▶ Data provided
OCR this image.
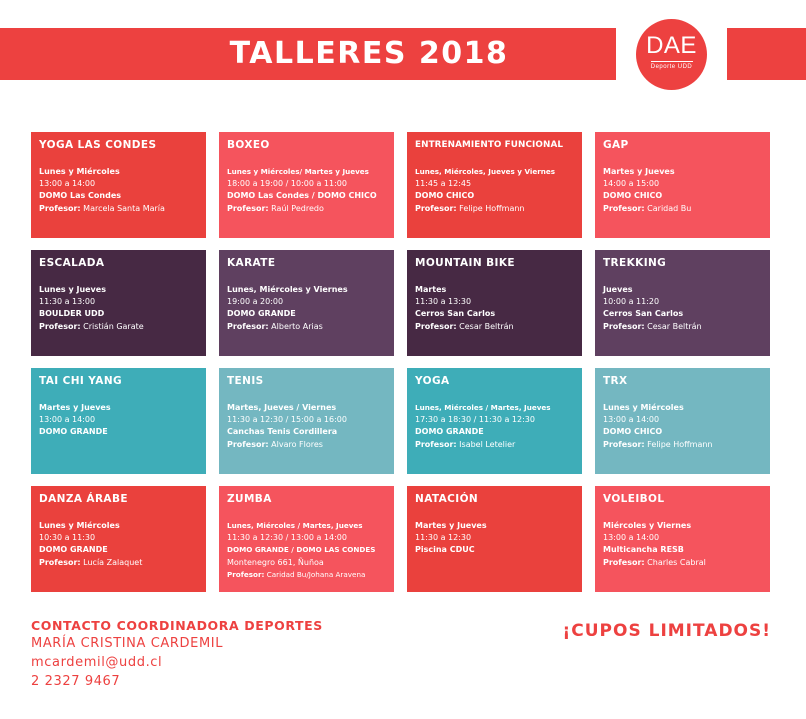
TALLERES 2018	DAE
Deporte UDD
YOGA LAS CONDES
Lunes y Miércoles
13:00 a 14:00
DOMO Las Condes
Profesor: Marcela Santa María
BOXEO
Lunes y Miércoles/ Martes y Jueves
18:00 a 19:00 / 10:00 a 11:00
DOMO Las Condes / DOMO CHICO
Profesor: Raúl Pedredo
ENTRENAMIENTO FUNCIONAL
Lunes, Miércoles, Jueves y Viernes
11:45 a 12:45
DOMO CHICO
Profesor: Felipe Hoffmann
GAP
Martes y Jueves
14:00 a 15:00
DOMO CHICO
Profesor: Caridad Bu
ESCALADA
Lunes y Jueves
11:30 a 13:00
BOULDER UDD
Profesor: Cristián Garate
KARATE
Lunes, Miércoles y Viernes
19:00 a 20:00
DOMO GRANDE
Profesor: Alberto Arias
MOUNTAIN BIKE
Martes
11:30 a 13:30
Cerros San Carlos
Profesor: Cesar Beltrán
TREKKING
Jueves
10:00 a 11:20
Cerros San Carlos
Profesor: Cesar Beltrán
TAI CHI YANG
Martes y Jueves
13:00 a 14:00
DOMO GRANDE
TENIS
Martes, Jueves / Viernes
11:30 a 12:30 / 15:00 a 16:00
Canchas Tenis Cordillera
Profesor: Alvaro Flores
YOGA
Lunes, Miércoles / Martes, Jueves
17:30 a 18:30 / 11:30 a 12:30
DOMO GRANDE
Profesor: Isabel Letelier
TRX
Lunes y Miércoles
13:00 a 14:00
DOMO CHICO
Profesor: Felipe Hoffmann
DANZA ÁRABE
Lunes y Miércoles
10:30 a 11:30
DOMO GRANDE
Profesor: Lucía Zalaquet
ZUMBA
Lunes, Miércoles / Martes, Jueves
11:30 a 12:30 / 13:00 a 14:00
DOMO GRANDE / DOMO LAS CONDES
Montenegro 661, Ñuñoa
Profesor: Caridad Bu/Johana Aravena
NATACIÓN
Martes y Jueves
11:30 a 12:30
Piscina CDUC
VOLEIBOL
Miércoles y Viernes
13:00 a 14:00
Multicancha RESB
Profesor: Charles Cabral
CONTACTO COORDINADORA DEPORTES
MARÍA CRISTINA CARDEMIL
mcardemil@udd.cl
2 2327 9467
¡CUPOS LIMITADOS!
* * *
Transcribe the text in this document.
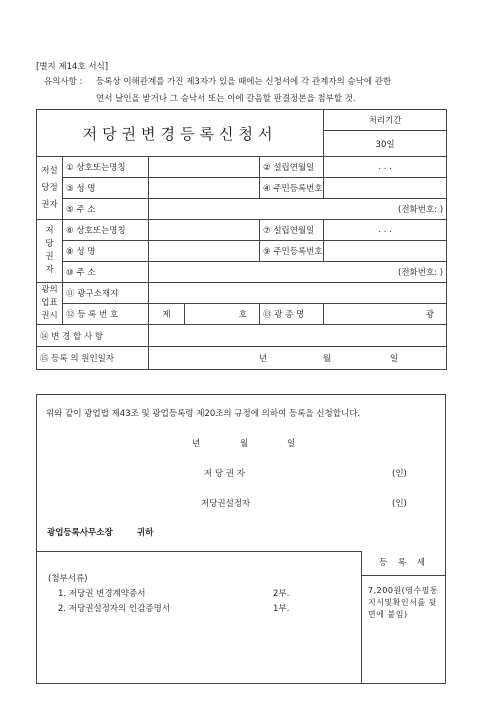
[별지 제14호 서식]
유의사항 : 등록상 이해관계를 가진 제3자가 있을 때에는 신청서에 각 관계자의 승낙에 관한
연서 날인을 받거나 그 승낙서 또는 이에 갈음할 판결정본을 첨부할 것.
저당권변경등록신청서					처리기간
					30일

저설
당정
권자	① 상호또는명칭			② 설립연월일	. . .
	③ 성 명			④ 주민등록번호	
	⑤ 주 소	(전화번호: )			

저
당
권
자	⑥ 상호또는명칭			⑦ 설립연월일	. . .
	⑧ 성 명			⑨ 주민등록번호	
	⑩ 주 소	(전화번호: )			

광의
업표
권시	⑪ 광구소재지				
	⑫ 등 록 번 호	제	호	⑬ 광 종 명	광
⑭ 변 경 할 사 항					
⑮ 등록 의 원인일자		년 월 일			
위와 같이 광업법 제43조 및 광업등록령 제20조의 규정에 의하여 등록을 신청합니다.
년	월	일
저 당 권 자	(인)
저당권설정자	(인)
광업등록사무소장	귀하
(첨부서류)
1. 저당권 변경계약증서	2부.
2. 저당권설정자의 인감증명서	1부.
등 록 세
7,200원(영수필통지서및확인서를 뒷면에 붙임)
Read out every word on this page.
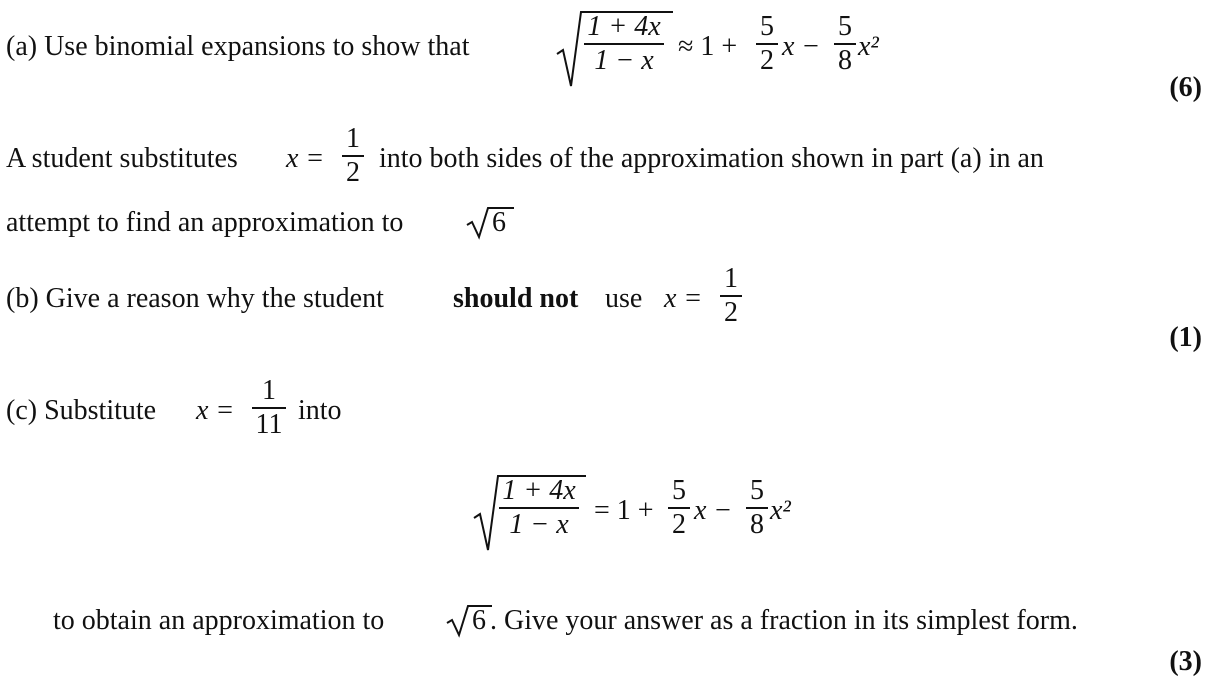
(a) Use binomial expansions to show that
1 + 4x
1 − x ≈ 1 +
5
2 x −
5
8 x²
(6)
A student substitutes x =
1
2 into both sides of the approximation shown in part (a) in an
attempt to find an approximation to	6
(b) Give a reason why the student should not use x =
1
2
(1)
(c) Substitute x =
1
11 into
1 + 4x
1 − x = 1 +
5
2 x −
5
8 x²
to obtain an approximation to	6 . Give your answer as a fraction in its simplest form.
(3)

▶ What is expected
Go through the records. Copy each line where "Give" appears.

▶ Task answer
(b) Give a reason why the student should not use x =
to obtain an approximation to	6 . Give your answer as a fraction in its simplest form.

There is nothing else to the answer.